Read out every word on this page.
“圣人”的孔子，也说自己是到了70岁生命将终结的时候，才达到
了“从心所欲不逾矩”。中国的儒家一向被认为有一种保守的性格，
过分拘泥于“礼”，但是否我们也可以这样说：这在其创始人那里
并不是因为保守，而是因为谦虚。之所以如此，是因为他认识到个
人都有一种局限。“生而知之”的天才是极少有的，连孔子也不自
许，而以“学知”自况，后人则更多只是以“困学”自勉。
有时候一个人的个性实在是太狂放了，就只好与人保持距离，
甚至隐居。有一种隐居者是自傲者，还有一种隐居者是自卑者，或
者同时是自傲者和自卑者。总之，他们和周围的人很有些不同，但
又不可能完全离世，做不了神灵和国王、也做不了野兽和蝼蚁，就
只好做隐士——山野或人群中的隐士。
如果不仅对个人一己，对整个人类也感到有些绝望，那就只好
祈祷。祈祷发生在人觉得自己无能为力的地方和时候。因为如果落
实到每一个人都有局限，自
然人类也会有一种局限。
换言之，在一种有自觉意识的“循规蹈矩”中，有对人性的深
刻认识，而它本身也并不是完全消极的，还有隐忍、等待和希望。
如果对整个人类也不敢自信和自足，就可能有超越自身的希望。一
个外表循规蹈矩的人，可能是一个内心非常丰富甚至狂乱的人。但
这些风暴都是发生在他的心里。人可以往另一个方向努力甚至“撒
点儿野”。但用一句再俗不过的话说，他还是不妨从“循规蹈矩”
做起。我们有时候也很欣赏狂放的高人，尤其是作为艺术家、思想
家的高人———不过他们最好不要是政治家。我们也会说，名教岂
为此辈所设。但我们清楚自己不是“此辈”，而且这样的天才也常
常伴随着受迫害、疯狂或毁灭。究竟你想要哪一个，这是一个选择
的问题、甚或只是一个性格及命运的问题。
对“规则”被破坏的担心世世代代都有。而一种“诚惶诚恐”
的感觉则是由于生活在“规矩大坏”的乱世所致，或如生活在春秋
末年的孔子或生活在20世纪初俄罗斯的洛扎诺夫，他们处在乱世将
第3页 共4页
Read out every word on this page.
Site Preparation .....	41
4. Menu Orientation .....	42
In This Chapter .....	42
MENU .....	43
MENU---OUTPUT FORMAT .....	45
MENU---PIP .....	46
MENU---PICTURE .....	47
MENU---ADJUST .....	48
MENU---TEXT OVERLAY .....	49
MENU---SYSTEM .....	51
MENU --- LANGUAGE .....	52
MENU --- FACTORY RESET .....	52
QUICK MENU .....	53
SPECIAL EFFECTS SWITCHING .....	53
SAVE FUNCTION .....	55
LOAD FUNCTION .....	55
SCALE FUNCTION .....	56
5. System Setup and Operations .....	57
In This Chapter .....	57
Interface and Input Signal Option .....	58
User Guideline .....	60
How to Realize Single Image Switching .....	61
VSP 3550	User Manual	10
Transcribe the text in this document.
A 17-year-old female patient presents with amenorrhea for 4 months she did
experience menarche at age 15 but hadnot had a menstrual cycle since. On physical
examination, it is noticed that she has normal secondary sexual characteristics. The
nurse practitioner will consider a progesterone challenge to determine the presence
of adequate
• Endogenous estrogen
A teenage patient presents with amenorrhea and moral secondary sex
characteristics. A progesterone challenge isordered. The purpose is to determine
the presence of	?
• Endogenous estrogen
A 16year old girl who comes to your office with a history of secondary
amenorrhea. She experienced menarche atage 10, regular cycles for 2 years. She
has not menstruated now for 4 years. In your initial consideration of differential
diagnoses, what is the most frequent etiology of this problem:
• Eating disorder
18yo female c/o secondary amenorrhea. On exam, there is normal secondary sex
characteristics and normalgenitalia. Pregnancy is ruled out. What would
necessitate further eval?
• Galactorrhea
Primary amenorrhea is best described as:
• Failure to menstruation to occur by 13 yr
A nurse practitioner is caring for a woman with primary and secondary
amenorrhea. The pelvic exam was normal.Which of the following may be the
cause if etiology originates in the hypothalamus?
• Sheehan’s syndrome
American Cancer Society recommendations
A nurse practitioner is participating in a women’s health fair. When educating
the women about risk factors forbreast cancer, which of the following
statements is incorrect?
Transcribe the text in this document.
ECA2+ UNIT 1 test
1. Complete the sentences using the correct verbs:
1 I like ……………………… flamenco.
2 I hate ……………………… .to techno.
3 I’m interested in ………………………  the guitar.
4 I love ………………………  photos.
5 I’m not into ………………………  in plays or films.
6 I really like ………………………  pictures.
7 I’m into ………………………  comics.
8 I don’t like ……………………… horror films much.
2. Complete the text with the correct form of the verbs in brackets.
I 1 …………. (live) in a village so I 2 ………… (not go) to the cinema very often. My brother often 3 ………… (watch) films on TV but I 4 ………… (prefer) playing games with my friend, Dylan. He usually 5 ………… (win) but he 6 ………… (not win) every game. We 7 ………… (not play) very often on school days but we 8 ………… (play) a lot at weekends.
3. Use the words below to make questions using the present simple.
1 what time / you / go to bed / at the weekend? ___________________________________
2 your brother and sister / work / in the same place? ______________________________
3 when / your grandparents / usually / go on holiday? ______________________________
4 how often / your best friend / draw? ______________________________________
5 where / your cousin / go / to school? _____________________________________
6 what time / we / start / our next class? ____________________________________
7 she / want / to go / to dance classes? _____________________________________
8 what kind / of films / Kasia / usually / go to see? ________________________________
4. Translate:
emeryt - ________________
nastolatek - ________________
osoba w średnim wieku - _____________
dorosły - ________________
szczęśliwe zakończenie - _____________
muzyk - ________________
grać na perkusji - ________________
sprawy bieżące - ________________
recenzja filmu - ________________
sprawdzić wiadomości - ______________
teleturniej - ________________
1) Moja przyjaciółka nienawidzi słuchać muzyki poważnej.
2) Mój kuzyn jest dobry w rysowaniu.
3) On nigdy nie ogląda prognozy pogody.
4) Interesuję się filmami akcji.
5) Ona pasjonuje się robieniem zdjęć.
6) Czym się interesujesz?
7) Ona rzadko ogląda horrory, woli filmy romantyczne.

_ _ _ _ _ _ _

The task: Find the word "into" in the records and pull out each line that has it.

Answer to this exercise:
5 I’m not into ………………………  in plays or films.
7 I’m into ………………………  comics.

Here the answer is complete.